▶ **Required work**:
Rewrite everything from the line containing "sub-row: Mutual (19,898)" down to the line containing "value-cell: 10,298 <box>363 171 410 189</box>", putting "Inflation Linked" in place of "Inflation Protected" and keeping everything else the same.

══ Source material ══

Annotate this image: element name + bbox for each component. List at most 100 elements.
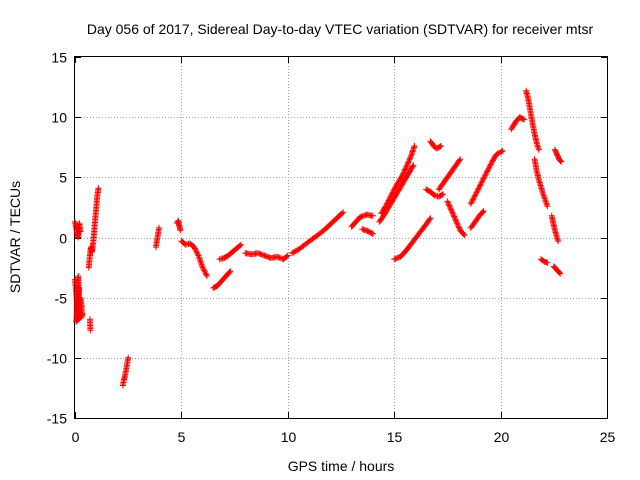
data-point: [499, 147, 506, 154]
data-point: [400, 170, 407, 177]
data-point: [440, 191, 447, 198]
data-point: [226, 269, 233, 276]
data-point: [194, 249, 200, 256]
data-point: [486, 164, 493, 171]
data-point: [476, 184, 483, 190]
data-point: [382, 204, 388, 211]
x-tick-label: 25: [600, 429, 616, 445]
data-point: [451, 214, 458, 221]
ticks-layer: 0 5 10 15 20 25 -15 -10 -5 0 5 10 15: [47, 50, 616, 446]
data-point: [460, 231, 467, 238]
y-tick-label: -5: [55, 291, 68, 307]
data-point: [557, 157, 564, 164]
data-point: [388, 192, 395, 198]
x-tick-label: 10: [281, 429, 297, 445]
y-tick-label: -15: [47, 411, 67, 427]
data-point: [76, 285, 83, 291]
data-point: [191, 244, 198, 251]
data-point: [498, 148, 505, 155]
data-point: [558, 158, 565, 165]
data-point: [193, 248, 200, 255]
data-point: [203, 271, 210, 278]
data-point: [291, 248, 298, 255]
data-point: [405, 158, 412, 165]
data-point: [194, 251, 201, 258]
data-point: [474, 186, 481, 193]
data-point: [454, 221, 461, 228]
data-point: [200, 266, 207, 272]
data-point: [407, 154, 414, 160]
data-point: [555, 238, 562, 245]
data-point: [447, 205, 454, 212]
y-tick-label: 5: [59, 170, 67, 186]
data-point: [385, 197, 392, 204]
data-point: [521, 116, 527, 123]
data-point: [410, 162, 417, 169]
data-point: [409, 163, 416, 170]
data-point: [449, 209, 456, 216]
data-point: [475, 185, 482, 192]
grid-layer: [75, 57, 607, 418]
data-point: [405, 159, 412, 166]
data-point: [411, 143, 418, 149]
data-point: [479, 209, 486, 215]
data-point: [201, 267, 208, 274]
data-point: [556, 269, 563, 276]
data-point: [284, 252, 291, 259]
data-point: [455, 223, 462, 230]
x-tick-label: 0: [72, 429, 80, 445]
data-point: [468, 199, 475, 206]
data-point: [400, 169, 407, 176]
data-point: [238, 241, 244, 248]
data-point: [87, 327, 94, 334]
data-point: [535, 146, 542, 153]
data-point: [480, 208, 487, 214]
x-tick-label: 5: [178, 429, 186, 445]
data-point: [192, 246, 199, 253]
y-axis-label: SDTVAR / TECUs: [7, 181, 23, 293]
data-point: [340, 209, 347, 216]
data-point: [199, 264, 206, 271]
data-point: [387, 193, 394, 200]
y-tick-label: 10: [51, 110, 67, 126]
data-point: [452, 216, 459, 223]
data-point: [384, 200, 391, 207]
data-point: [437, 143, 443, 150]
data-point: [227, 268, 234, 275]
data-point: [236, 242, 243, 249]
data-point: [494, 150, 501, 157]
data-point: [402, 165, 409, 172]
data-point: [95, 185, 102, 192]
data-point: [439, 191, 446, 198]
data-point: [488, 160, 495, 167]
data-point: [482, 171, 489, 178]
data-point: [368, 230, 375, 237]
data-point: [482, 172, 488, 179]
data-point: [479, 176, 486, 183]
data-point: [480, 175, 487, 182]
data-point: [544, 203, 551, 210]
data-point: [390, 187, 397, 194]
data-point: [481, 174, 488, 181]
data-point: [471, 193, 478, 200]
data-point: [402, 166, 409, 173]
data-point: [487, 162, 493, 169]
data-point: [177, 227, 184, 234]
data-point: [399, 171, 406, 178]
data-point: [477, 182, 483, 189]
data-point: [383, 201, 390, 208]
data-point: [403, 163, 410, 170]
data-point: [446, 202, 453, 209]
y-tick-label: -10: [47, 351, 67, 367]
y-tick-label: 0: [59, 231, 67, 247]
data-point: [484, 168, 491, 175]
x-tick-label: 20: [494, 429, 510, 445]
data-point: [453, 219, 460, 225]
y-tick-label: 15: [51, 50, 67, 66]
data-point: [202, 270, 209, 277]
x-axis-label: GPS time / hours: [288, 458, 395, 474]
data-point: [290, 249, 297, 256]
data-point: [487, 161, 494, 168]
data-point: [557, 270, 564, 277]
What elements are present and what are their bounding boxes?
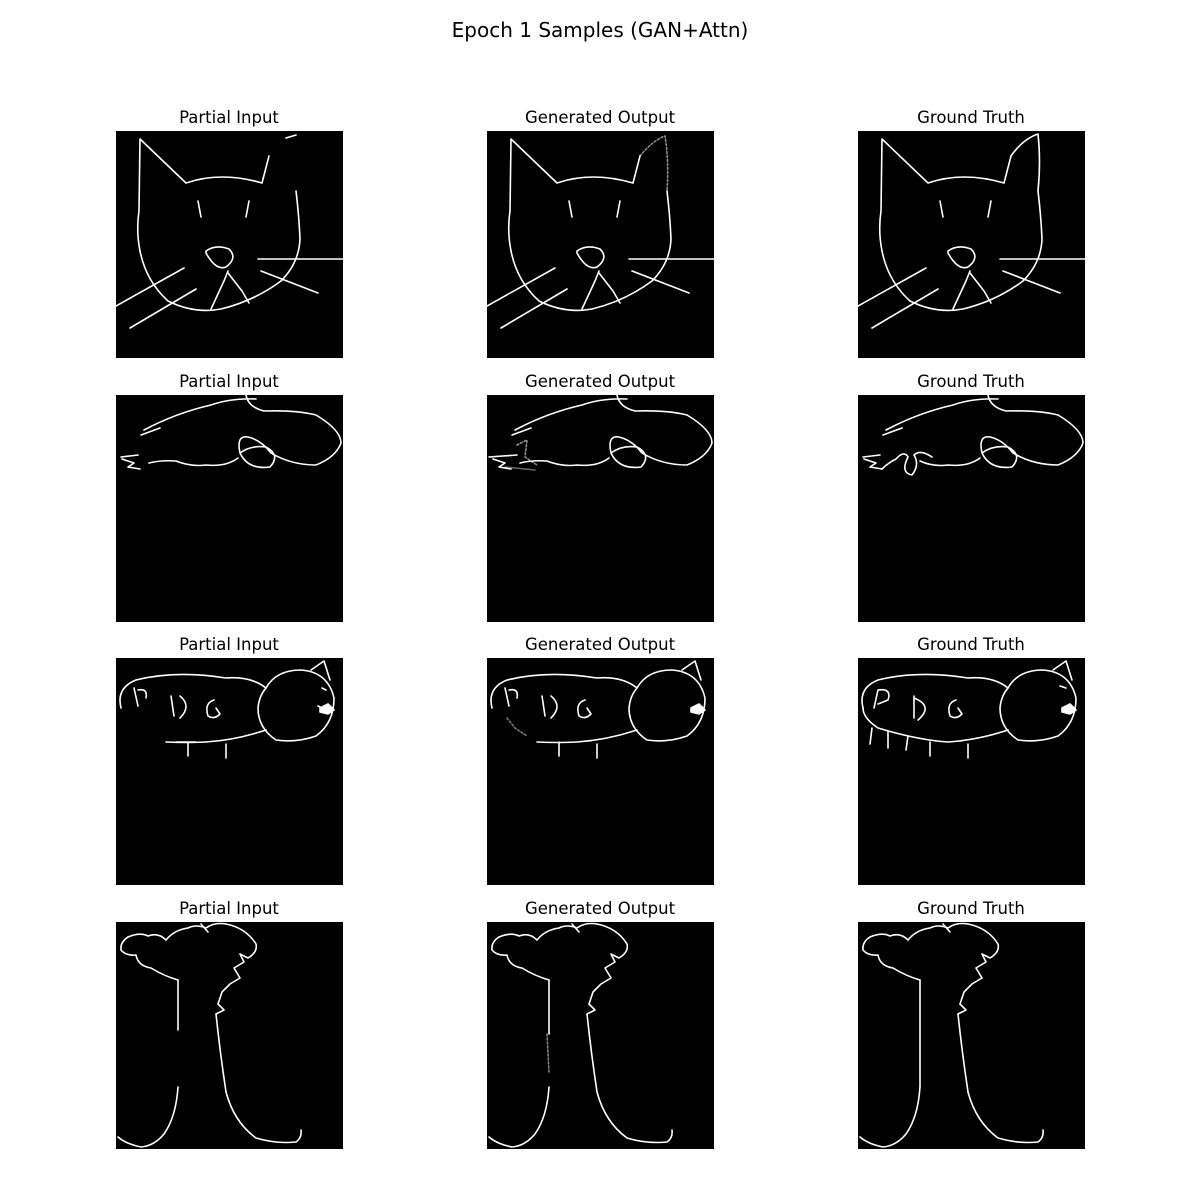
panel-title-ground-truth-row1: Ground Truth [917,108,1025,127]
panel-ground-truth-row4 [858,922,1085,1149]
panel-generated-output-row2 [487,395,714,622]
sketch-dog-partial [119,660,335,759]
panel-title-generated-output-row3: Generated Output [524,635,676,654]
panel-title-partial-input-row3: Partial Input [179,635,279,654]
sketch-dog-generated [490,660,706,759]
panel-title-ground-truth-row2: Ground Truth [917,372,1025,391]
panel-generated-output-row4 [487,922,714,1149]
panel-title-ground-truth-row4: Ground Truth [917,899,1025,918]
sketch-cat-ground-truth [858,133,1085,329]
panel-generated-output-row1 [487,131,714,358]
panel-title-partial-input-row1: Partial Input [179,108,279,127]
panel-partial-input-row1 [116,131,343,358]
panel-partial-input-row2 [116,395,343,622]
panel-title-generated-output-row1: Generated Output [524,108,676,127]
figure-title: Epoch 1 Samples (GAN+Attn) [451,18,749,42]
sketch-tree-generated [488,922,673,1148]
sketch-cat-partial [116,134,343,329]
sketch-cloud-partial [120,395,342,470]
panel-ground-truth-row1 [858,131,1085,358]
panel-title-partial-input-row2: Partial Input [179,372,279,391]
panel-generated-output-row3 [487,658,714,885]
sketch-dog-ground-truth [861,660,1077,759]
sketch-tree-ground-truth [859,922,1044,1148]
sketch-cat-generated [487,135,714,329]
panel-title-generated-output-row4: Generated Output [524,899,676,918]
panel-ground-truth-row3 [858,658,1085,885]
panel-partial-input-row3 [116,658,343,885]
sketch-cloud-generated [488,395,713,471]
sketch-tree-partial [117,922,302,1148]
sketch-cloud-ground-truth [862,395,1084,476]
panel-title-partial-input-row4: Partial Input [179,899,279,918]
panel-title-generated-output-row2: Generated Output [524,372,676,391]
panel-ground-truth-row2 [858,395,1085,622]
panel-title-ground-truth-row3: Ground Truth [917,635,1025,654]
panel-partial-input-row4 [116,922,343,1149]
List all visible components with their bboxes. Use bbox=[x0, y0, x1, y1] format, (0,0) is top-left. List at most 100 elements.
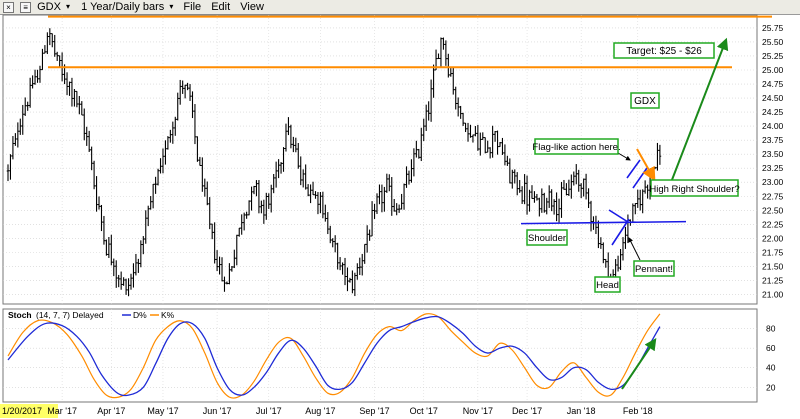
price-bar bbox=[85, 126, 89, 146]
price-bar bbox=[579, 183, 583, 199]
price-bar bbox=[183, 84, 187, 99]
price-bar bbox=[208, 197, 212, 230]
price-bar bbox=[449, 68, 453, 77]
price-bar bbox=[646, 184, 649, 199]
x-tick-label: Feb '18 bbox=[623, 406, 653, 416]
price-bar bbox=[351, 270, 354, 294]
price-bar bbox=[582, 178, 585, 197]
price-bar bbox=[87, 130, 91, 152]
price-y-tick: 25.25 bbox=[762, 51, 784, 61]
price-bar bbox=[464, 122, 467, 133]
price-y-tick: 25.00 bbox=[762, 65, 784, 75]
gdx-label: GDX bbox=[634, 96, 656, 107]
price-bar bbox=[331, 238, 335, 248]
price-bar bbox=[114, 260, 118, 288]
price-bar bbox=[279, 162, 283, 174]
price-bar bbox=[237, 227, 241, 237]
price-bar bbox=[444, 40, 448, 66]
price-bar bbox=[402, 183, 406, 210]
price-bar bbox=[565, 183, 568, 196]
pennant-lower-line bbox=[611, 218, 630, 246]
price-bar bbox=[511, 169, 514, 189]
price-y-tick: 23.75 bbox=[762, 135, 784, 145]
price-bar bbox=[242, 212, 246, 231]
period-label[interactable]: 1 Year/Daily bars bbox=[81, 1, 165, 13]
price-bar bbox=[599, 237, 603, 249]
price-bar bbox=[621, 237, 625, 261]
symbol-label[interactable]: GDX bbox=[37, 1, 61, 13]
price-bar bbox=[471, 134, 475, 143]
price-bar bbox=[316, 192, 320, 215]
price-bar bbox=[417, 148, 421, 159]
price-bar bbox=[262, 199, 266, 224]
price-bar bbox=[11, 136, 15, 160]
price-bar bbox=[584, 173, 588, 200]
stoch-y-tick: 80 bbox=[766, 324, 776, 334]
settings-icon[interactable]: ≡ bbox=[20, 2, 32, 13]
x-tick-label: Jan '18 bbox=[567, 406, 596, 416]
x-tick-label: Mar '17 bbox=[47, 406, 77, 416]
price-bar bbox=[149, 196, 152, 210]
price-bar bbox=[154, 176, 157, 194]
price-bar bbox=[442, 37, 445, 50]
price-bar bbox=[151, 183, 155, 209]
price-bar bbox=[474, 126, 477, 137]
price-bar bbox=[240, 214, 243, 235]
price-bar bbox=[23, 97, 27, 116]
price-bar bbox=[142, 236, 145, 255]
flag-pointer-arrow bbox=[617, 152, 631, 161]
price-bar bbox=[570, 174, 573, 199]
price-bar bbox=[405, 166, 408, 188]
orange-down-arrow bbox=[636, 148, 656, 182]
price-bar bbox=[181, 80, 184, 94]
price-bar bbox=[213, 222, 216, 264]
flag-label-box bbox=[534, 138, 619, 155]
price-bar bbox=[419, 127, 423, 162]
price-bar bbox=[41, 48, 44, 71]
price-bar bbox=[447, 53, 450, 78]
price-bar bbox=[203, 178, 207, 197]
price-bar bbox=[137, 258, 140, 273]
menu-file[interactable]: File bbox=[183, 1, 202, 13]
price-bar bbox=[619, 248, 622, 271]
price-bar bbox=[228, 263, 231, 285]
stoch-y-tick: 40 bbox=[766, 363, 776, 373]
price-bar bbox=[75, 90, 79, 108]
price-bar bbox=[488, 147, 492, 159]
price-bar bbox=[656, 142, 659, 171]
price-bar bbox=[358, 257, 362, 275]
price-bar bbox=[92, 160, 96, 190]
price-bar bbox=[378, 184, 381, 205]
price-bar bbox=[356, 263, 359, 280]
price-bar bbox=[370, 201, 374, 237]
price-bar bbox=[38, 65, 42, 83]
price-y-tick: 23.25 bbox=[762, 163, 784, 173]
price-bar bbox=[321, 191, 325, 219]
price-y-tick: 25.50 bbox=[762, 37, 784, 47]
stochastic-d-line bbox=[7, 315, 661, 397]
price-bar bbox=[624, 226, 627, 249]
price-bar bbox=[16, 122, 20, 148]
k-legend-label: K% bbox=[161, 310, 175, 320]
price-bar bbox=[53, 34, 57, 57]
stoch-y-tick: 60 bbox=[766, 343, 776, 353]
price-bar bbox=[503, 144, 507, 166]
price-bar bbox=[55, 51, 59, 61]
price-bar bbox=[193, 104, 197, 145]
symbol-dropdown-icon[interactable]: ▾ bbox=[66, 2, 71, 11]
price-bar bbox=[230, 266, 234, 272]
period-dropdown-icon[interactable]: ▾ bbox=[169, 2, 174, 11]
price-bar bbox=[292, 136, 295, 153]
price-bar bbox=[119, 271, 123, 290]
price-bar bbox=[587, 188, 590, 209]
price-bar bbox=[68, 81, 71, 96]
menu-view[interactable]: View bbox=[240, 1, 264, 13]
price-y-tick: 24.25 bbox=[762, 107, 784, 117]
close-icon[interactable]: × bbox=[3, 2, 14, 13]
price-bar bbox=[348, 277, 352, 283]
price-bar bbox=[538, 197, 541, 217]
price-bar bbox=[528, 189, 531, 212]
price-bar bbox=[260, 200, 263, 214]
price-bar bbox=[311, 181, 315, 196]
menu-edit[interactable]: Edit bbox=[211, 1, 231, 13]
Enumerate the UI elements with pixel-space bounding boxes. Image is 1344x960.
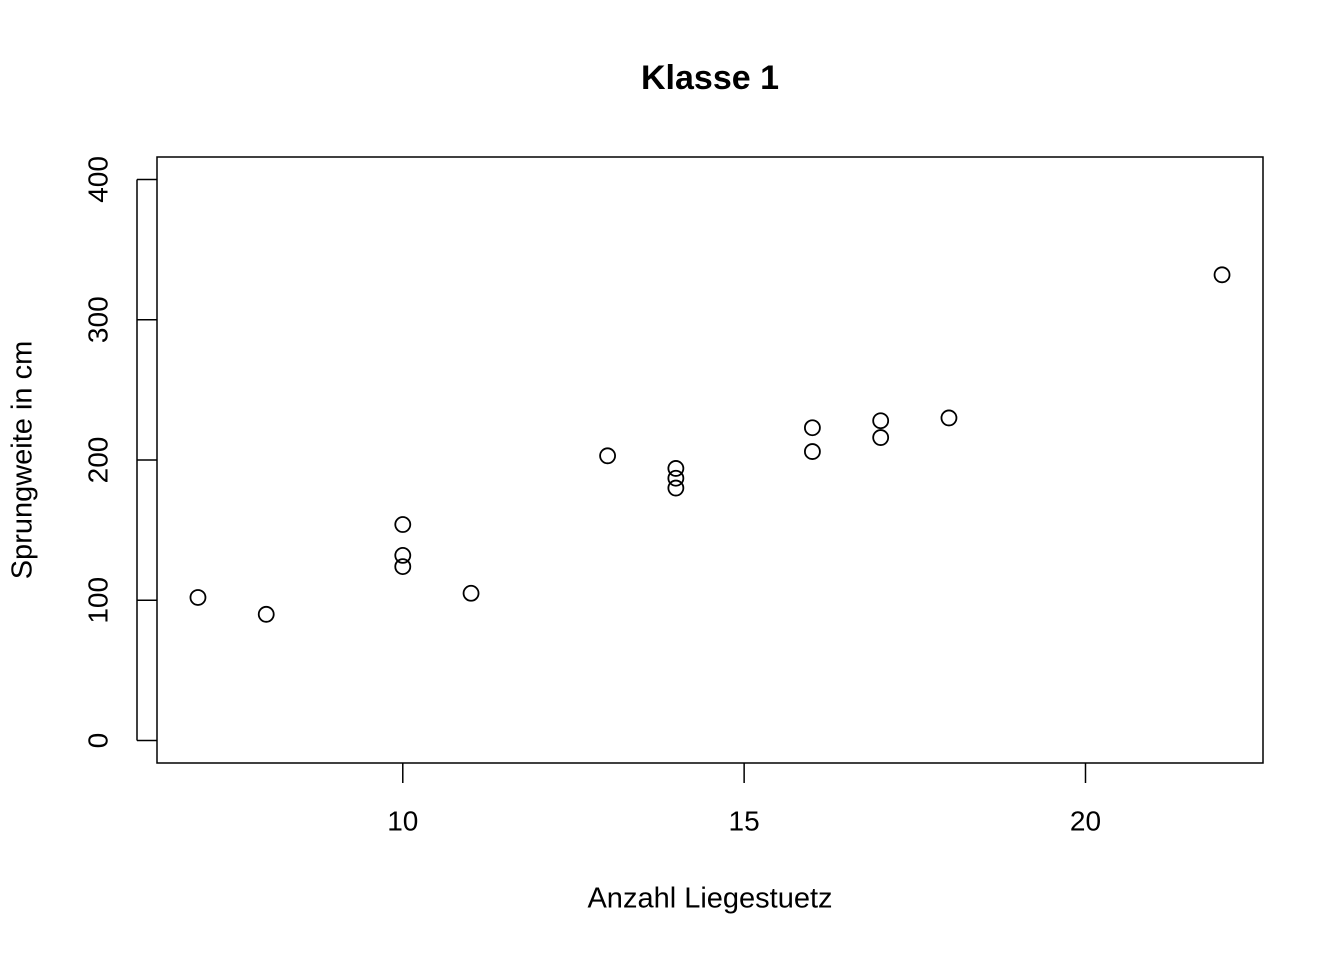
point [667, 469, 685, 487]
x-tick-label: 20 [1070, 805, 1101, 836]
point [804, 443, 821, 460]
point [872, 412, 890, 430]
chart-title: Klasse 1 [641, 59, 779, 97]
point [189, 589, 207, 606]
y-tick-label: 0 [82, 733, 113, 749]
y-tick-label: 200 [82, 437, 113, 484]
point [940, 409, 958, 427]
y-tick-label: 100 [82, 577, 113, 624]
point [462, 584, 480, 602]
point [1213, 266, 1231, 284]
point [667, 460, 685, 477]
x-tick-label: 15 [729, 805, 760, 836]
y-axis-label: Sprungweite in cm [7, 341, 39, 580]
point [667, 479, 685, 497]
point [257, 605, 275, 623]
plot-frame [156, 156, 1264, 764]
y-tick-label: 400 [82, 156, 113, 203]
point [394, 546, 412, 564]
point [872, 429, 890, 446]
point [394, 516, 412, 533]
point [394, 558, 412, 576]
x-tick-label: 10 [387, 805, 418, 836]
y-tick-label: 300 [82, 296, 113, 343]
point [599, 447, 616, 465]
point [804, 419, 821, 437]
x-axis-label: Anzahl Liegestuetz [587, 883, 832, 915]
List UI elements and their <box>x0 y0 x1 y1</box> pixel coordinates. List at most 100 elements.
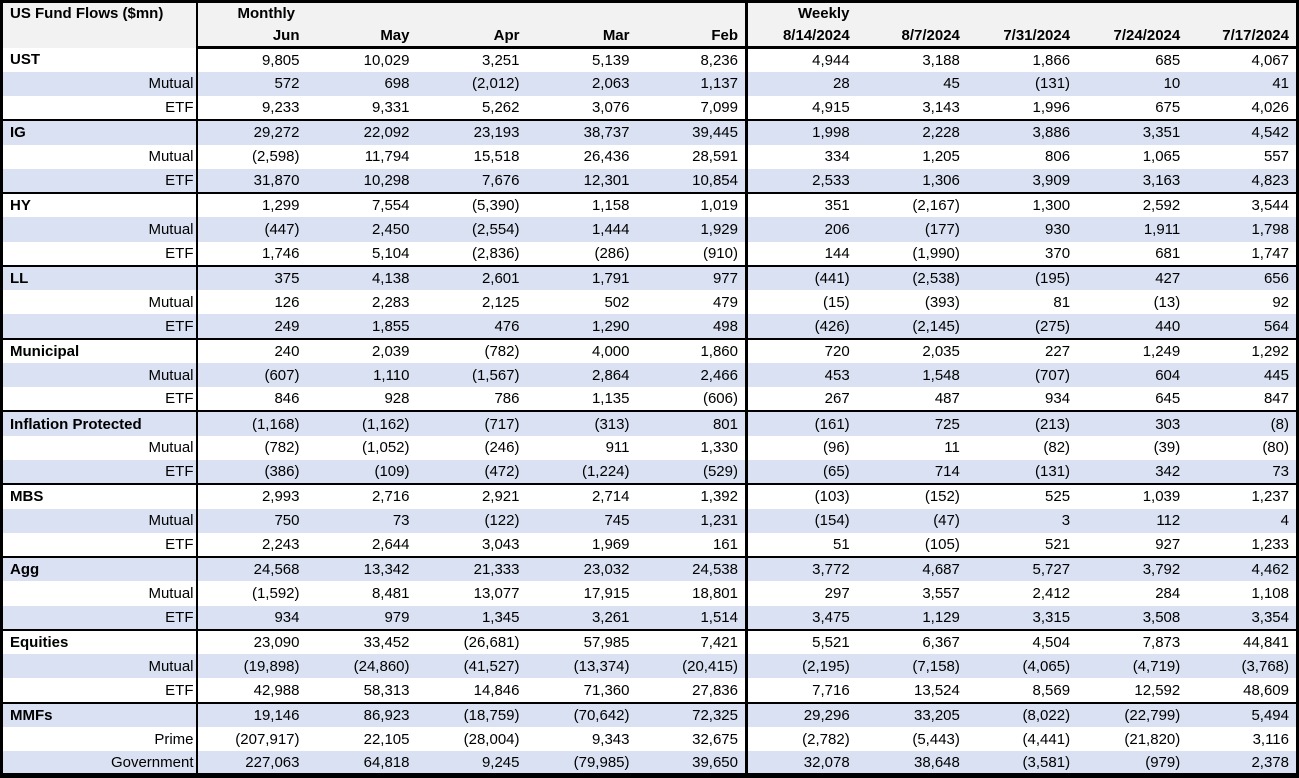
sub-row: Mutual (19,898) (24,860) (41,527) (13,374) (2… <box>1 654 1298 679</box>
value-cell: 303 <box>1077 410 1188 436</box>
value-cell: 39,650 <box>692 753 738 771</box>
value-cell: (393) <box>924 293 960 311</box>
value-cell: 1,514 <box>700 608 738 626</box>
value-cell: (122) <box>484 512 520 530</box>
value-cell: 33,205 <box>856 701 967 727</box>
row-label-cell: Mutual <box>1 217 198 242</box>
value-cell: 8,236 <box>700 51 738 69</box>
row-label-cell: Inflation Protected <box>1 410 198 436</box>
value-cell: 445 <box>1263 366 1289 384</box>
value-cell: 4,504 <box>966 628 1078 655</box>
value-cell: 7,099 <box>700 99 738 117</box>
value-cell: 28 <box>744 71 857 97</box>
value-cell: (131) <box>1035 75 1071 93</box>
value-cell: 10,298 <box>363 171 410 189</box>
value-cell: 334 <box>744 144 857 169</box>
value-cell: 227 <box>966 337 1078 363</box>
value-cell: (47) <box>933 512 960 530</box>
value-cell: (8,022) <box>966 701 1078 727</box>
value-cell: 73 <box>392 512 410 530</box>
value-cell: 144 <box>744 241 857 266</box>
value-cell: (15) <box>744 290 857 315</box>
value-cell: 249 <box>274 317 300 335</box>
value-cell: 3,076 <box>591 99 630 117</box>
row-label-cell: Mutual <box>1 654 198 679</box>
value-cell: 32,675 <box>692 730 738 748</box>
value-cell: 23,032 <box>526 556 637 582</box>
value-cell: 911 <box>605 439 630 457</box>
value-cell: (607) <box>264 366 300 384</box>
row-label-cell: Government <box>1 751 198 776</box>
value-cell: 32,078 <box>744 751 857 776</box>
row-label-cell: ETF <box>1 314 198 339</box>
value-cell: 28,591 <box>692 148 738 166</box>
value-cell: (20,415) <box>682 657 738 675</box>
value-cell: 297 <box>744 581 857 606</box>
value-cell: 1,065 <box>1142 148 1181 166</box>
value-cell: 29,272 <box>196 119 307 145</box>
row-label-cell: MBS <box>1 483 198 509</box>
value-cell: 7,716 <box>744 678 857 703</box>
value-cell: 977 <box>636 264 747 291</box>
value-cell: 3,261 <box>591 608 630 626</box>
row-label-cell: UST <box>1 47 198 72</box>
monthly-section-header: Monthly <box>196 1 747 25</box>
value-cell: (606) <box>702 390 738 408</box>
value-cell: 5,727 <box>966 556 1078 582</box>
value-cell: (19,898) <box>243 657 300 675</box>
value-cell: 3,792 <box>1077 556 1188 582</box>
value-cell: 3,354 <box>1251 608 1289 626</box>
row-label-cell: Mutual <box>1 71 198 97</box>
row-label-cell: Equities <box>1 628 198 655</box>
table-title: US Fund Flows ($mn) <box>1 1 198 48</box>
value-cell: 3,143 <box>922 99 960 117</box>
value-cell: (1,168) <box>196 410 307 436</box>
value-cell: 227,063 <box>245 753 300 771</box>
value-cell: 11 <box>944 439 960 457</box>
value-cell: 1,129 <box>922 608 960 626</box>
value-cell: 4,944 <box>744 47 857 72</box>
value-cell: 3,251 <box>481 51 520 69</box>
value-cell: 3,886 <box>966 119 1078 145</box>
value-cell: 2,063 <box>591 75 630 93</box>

═══

▶ **Worked answer**:
sub-row: Mutual (19,898) (24,860) (41,527) (13,374) (2… <box>1 654 1298 679</box>
value-cell: 303 <box>1077 410 1188 436</box>
value-cell: 39,650 <box>692 753 738 771</box>
value-cell: (393) <box>924 293 960 311</box>
value-cell: 1,514 <box>700 608 738 626</box>
value-cell: (122) <box>484 512 520 530</box>
value-cell: 33,205 <box>856 701 967 727</box>
row-label-cell: Mutual <box>1 217 198 242</box>
value-cell: 8,236 <box>700 51 738 69</box>
row-label-cell: Inflation Linked <box>1 410 198 436</box>
value-cell: 445 <box>1263 366 1289 384</box>
value-cell: 4,504 <box>966 628 1078 655</box>
value-cell: 7,099 <box>700 99 738 117</box>
value-cell: 28 <box>744 71 857 97</box>
value-cell: (131) <box>1035 75 1071 93</box>
value-cell: 10,298 <box>363 171 410 189</box>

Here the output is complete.